-- Records shown --
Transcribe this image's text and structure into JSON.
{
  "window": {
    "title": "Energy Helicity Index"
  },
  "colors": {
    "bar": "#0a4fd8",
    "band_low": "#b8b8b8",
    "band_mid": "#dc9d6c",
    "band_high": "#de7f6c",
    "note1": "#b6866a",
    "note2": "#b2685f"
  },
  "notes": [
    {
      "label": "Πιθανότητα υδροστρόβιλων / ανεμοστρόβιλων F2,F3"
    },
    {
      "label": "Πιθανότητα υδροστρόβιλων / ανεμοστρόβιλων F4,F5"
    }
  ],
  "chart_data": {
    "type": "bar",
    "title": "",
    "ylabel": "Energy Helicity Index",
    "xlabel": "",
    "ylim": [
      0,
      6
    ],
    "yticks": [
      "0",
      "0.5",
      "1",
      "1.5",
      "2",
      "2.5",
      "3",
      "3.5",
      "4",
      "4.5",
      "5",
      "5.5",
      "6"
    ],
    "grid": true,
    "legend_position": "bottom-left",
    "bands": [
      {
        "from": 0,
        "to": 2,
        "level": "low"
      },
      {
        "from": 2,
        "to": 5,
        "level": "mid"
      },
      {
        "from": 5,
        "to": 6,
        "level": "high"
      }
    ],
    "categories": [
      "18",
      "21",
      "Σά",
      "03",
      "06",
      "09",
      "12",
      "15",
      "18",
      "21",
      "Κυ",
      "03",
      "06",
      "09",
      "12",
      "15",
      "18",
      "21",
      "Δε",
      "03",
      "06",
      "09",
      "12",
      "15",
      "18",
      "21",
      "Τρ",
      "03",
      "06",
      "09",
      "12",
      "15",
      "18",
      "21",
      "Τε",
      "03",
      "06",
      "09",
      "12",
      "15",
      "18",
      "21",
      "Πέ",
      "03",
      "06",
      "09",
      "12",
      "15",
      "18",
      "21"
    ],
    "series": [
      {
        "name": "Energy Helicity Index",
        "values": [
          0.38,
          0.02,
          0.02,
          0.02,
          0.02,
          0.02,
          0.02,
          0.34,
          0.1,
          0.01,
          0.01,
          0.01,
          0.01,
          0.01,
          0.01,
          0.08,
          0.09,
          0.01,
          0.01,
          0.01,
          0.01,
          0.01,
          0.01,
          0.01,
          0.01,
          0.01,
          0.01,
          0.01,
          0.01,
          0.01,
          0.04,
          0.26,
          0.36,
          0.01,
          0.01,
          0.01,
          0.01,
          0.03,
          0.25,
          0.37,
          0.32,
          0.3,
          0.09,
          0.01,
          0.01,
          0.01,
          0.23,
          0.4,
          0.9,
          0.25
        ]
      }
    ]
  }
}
---
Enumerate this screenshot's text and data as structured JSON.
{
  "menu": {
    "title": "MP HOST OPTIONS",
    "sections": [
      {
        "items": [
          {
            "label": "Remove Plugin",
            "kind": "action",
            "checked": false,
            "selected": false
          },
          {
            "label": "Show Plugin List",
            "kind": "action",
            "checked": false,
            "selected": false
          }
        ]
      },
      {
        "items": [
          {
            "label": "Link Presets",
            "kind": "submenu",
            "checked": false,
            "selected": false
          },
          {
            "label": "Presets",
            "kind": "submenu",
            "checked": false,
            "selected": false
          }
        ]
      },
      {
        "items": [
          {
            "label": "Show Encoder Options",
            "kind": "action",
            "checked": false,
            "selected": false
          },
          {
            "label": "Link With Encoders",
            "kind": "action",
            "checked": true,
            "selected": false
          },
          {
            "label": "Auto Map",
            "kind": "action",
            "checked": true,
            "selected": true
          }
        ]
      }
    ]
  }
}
...
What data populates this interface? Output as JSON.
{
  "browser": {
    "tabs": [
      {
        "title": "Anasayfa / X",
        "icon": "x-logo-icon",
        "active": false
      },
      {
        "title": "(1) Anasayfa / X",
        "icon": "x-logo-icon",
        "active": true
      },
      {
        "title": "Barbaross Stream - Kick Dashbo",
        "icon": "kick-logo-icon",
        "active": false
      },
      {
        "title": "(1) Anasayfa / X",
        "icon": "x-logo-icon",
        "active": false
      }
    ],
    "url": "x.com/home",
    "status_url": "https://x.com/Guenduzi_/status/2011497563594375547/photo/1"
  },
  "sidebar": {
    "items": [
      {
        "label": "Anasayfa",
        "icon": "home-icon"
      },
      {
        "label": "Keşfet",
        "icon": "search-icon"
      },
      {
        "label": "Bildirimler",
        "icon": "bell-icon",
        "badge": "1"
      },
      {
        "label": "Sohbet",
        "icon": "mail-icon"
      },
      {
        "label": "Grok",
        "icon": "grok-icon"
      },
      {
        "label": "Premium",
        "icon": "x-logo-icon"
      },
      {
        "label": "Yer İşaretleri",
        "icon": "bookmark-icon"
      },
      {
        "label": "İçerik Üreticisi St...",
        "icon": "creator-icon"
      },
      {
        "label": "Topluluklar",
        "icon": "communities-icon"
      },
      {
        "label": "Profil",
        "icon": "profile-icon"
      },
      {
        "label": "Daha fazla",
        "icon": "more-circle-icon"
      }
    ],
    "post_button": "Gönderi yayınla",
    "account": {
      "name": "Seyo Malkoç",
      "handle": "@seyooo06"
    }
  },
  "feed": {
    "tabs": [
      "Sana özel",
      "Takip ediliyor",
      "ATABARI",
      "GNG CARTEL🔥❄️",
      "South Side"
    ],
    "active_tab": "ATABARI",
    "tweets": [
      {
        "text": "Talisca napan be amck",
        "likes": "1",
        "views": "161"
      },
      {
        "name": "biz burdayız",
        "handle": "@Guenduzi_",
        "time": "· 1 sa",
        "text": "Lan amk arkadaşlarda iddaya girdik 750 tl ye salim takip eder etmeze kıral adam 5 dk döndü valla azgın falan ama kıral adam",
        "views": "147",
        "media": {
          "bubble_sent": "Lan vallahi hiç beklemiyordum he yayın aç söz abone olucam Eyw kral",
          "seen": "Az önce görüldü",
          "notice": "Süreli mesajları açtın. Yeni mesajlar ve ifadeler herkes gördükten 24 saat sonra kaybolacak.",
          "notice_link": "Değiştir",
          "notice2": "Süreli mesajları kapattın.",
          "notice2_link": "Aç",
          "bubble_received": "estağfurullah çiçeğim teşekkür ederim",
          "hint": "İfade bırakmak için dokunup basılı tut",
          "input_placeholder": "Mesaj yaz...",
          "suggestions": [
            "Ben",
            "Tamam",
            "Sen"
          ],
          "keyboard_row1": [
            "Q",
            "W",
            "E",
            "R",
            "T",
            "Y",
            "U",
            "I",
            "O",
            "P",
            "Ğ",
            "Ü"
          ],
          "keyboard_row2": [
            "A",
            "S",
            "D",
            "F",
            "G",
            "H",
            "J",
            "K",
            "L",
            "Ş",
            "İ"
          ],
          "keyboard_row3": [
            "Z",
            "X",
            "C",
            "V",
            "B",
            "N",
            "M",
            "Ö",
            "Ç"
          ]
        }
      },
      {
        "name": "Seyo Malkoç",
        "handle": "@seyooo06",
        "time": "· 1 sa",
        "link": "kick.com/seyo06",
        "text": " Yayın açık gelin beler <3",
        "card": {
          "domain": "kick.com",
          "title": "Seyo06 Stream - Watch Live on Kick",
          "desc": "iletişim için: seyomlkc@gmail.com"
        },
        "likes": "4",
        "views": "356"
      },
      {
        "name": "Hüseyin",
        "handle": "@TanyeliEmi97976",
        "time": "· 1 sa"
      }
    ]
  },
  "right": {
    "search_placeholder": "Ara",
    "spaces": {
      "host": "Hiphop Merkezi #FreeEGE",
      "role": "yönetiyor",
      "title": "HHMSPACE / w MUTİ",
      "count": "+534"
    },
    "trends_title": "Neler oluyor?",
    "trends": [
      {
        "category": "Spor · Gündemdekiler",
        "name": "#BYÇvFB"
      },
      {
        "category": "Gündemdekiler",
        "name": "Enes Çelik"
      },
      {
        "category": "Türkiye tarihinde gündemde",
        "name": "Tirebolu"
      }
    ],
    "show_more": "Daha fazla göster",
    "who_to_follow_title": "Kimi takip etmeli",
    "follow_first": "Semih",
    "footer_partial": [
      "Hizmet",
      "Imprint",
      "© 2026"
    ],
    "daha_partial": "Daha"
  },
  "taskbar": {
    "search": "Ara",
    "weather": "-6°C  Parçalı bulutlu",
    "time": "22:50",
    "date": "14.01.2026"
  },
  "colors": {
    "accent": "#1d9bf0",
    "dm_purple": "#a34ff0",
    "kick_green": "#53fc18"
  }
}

-- Task description --
Find the lines containing "mesajları" and pull them out.

-- The answer --
          "notice": "Süreli mesajları açtın. Yeni mesajlar ve ifadeler herkes gördükten 24 saat sonra kaybolacak.",
          "notice2": "Süreli mesajları kapattın.",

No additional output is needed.